▶ PROMPT: Can you pull out every one of the rows below and reproduce each line unchanged?

▶ DATA ROWS:
**********

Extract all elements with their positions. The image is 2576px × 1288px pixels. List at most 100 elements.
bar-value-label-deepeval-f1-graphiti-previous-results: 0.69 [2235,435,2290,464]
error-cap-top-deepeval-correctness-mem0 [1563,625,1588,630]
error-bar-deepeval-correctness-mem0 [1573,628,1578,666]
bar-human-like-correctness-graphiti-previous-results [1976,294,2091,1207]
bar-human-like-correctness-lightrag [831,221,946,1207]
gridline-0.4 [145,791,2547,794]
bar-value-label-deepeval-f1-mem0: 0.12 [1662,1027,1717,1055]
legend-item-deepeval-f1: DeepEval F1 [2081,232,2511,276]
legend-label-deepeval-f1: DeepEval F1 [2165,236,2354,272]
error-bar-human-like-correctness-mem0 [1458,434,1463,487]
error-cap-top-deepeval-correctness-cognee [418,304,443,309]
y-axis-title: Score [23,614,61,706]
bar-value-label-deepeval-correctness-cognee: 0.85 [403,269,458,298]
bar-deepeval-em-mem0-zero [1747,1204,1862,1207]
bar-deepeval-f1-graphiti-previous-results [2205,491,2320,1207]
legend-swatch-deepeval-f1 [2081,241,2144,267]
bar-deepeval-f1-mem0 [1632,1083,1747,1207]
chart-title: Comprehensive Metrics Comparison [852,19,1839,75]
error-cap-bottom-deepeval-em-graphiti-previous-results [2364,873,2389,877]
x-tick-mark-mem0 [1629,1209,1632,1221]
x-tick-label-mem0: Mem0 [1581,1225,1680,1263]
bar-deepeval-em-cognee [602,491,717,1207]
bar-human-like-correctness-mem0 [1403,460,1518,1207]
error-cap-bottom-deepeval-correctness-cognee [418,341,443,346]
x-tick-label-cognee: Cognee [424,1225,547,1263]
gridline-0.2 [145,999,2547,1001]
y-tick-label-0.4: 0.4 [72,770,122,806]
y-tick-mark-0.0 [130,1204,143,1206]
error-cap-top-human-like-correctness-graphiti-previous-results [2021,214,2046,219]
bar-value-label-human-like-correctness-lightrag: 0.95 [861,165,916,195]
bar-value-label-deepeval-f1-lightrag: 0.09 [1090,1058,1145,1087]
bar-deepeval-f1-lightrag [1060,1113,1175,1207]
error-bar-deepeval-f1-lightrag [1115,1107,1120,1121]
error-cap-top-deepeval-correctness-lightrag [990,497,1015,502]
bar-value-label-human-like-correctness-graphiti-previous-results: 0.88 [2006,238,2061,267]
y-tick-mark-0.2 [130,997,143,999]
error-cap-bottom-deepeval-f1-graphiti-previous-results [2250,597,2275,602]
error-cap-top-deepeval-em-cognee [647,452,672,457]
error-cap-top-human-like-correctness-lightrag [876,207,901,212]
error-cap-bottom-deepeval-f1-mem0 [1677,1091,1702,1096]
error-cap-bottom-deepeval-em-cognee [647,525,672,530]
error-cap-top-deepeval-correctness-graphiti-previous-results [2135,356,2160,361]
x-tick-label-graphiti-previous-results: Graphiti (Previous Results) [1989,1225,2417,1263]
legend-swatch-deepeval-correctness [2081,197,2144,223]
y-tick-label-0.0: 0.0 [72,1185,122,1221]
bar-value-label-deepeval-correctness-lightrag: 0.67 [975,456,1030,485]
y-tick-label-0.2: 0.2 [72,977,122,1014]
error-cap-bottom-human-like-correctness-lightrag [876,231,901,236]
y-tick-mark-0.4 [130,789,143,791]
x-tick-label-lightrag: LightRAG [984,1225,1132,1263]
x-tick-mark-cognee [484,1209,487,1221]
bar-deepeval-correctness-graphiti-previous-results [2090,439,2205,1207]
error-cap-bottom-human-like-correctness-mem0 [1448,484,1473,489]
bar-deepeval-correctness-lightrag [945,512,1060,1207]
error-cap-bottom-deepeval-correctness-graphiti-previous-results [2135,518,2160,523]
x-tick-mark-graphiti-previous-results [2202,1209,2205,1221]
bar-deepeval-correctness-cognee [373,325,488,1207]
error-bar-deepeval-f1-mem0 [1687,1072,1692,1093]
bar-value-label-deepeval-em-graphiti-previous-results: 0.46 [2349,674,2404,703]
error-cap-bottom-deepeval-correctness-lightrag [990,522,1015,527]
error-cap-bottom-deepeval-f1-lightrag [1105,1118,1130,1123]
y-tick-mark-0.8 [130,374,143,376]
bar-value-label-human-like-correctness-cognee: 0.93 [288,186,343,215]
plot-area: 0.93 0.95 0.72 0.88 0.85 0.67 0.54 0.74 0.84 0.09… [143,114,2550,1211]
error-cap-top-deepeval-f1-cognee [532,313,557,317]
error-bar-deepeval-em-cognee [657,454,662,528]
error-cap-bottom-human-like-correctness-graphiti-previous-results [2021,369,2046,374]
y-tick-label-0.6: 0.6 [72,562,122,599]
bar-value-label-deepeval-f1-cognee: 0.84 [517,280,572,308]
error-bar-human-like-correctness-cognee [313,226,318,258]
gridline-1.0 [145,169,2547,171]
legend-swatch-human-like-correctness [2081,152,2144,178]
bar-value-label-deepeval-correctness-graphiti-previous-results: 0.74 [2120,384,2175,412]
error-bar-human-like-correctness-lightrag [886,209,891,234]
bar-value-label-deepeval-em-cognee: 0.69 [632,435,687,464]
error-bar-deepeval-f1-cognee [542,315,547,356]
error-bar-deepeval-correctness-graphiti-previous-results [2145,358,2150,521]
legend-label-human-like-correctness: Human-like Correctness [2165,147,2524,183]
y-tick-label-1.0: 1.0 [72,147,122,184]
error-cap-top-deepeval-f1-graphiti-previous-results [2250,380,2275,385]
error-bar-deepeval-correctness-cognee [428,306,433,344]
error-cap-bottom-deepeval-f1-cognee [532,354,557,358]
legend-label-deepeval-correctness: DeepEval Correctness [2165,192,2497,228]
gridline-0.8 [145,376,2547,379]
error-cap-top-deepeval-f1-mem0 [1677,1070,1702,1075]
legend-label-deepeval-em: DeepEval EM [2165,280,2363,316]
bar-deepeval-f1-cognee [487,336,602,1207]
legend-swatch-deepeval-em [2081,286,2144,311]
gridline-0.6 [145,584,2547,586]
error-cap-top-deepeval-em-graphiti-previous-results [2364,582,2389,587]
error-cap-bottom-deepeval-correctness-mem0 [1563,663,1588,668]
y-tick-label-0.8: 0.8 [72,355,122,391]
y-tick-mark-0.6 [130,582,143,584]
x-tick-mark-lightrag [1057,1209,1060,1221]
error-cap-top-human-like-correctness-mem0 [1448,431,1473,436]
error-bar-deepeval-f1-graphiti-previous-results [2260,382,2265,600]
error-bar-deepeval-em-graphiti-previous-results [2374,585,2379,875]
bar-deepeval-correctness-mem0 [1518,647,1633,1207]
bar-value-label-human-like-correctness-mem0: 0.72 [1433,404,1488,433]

**********

▶ FINAL RESULT:
Extract all elements with their positions. The image is 2576px × 1288px pixels. List at most 100 elements.
bar-value-label-deepeval-f1-graphiti-previous-results: 0.69 [2235,435,2290,464]
error-cap-top-deepeval-correctness-mem0 [1563,625,1588,630]
error-bar-deepeval-correctness-mem0 [1573,628,1578,666]
bar-human-like-correctness-graphiti-previous-results [1976,294,2091,1207]
bar-human-like-correctness-lightrag [831,221,946,1207]
gridline-0.4 [145,791,2547,794]
bar-value-label-deepeval-f1-mem0: 0.12 [1662,1027,1717,1055]
legend-item-deepeval-f1: DeepEval F1 [2081,232,2511,276]
legend-label-deepeval-f1: DeepEval F1 [2165,236,2354,272]
error-bar-human-like-correctness-mem0 [1458,434,1463,487]
error-cap-top-deepeval-correctness-cognee [418,304,443,309]
y-axis-title: Score [23,614,61,706]
bar-value-label-deepeval-correctness-cognee: 0.85 [403,269,458,298]
bar-deepeval-em-mem0-zero [1747,1204,1862,1207]
bar-deepeval-f1-graphiti-previous-results [2205,491,2320,1207]
legend-swatch-deepeval-f1 [2081,241,2144,267]
bar-deepeval-f1-mem0 [1632,1083,1747,1207]
chart-title: Comprehensive Metrics Comparison [852,19,1839,75]
error-cap-bottom-deepeval-em-graphiti-previous-results [2364,873,2389,877]
x-tick-mark-mem0 [1629,1209,1632,1221]
x-tick-label-mem0: Mem0 [1581,1225,1680,1263]
bar-deepeval-em-cognee [602,491,717,1207]
bar-human-like-correctness-mem0 [1403,460,1518,1207]
error-cap-bottom-deepeval-correctness-cognee [418,341,443,346]
x-tick-label-cognee: Cognee [424,1225,547,1263]
gridline-0.2 [145,999,2547,1001]
y-tick-label-0.4: 0.4 [72,770,122,806]
y-tick-mark-0.0 [130,1204,143,1206]
error-cap-top-human-like-correctness-graphiti-previous-results [2021,214,2046,219]
bar-value-label-human-like-correctness-lightrag: 0.95 [861,165,916,195]
bar-value-label-deepeval-f1-lightrag: 0.09 [1090,1058,1145,1087]
bar-deepeval-f1-lightrag [1060,1113,1175,1207]
error-bar-deepeval-f1-lightrag [1115,1107,1120,1121]
error-cap-top-deepeval-correctness-lightrag [990,497,1015,502]
bar-value-label-human-like-correctness-graphiti-previous-results: 0.88 [2006,238,2061,267]
y-tick-mark-0.2 [130,997,143,999]
error-cap-bottom-deepeval-f1-graphiti-previous-results [2250,597,2275,602]
error-cap-top-deepeval-em-cognee [647,452,672,457]
error-cap-top-human-like-correctness-lightrag [876,207,901,212]
error-cap-bottom-deepeval-f1-mem0 [1677,1091,1702,1096]
error-cap-bottom-deepeval-em-cognee [647,525,672,530]
error-cap-top-deepeval-correctness-graphiti-previous-results [2135,356,2160,361]
x-tick-label-graphiti-previous-results: Graphiti (Previous Results) [1989,1225,2417,1263]
legend-swatch-deepeval-correctness [2081,197,2144,223]
y-tick-label-0.0: 0.0 [72,1185,122,1221]
bar-value-label-deepeval-correctness-lightrag: 0.67 [975,456,1030,485]
y-tick-label-0.2: 0.2 [72,977,122,1014]
error-cap-bottom-human-like-correctness-lightrag [876,231,901,236]
y-tick-mark-0.4 [130,789,143,791]
x-tick-label-lightrag: LightRAG [984,1225,1132,1263]
x-tick-mark-cognee [484,1209,487,1221]
bar-deepeval-correctness-graphiti-previous-results [2090,439,2205,1207]
error-cap-bottom-human-like-correctness-mem0 [1448,484,1473,489]
bar-deepeval-correctness-lightrag [945,512,1060,1207]
error-cap-bottom-deepeval-correctness-graphiti-previous-results [2135,518,2160,523]
x-tick-mark-graphiti-previous-results [2202,1209,2205,1221]
bar-deepeval-correctness-cognee [373,325,488,1207]
error-bar-deepeval-f1-mem0 [1687,1072,1692,1093]
bar-value-label-deepeval-em-graphiti-previous-results: 0.46 [2349,674,2404,703]
error-cap-bottom-deepeval-correctness-lightrag [990,522,1015,527]
error-cap-bottom-deepeval-f1-lightrag [1105,1118,1130,1123]
y-tick-mark-0.8 [130,374,143,376]
bar-value-label-human-like-correctness-cognee: 0.93 [288,186,343,215]
plot-area: 0.93 0.95 0.72 0.88 0.85 0.67 0.54 0.74 0.84 0.09… [143,114,2550,1211]
error-cap-top-deepeval-f1-cognee [532,313,557,317]
error-bar-deepeval-em-cognee [657,454,662,528]
error-cap-bottom-human-like-correctness-graphiti-previous-results [2021,369,2046,374]
y-tick-label-0.6: 0.6 [72,562,122,599]
bar-value-label-deepeval-f1-cognee: 0.84 [517,280,572,308]
error-bar-human-like-correctness-cognee [313,226,318,258]
gridline-1.0 [145,169,2547,171]
legend-swatch-human-like-correctness [2081,152,2144,178]
bar-value-label-deepeval-correctness-graphiti-previous-results: 0.74 [2120,384,2175,412]
error-bar-human-like-correctness-lightrag [886,209,891,234]
bar-value-label-deepeval-em-cognee: 0.69 [632,435,687,464]
error-bar-deepeval-f1-cognee [542,315,547,356]
error-bar-deepeval-correctness-graphiti-previous-results [2145,358,2150,521]
legend-label-human-like-correctness: Human-like Correctness [2165,147,2524,183]
y-tick-label-1.0: 1.0 [72,147,122,184]
error-cap-top-deepeval-f1-graphiti-previous-results [2250,380,2275,385]
error-bar-deepeval-correctness-cognee [428,306,433,344]
error-cap-bottom-deepeval-f1-cognee [532,354,557,358]
legend-label-deepeval-correctness: DeepEval Correctness [2165,192,2497,228]
gridline-0.8 [145,376,2547,379]
error-cap-top-deepeval-f1-mem0 [1677,1070,1702,1075]
legend-label-deepeval-em: DeepEval EM [2165,280,2363,316]
bar-deepeval-f1-cognee [487,336,602,1207]
legend-swatch-deepeval-em [2081,286,2144,311]
gridline-0.6 [145,584,2547,586]
error-cap-top-deepeval-em-graphiti-previous-results [2364,582,2389,587]
error-cap-bottom-deepeval-correctness-mem0 [1563,663,1588,668]
y-tick-label-0.8: 0.8 [72,355,122,391]
y-tick-mark-0.6 [130,582,143,584]
x-tick-mark-lightrag [1057,1209,1060,1221]
error-cap-top-human-like-correctness-mem0 [1448,431,1473,436]
error-bar-deepeval-f1-graphiti-previous-results [2260,382,2265,600]
error-bar-deepeval-em-graphiti-previous-results [2374,585,2379,875]
bar-deepeval-correctness-mem0 [1518,647,1633,1207]
bar-value-label-human-like-correctness-mem0: 0.72 [1433,404,1488,433]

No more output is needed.